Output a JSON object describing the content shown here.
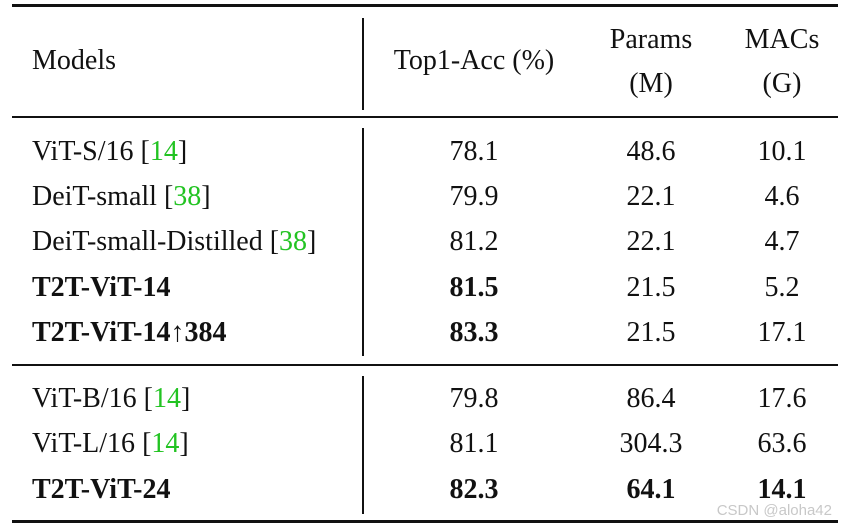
{
  "table": {
    "header": {
      "models": "Models",
      "top1": "Top1-Acc (%)",
      "params_line1": "Params",
      "params_line2": "(M)",
      "macs_line1": "MACs",
      "macs_line2": "(G)"
    },
    "groups": [
      {
        "rows": [
          {
            "name": "ViT-S/16 ",
            "cite": "14",
            "top1": "78.1",
            "params": "48.6",
            "macs": "10.1"
          },
          {
            "name": "DeiT-small ",
            "cite": "38",
            "top1": "79.9",
            "params": "22.1",
            "macs": "4.6"
          },
          {
            "name": "DeiT-small-Distilled ",
            "cite": "38",
            "top1": "81.2",
            "params": "22.1",
            "macs": "4.7"
          },
          {
            "name": "T2T-ViT-14",
            "top1": "81.5",
            "params": "21.5",
            "macs": "5.2"
          },
          {
            "name": "T2T-ViT-14↑384",
            "top1": "83.3",
            "params": "21.5",
            "macs": "17.1"
          }
        ]
      },
      {
        "rows": [
          {
            "name": "ViT-B/16 ",
            "cite": "14",
            "top1": "79.8",
            "params": "86.4",
            "macs": "17.6"
          },
          {
            "name": "ViT-L/16 ",
            "cite": "14",
            "top1": "81.1",
            "params": "304.3",
            "macs": "63.6"
          },
          {
            "name": "T2T-ViT-24",
            "top1": "82.3",
            "params": "64.1",
            "macs": "14.1"
          }
        ]
      }
    ]
  },
  "watermark": "CSDN @aloha42",
  "colors": {
    "citation": "#22c322",
    "text": "#111111",
    "watermark": "#c8c8c8"
  }
}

[PROBLEM STATEMENT] Extract every line above that contains the word "watermark".

[WRITTEN REPLY]
  "watermark": "CSDN @aloha42",
    "watermark": "#c8c8c8"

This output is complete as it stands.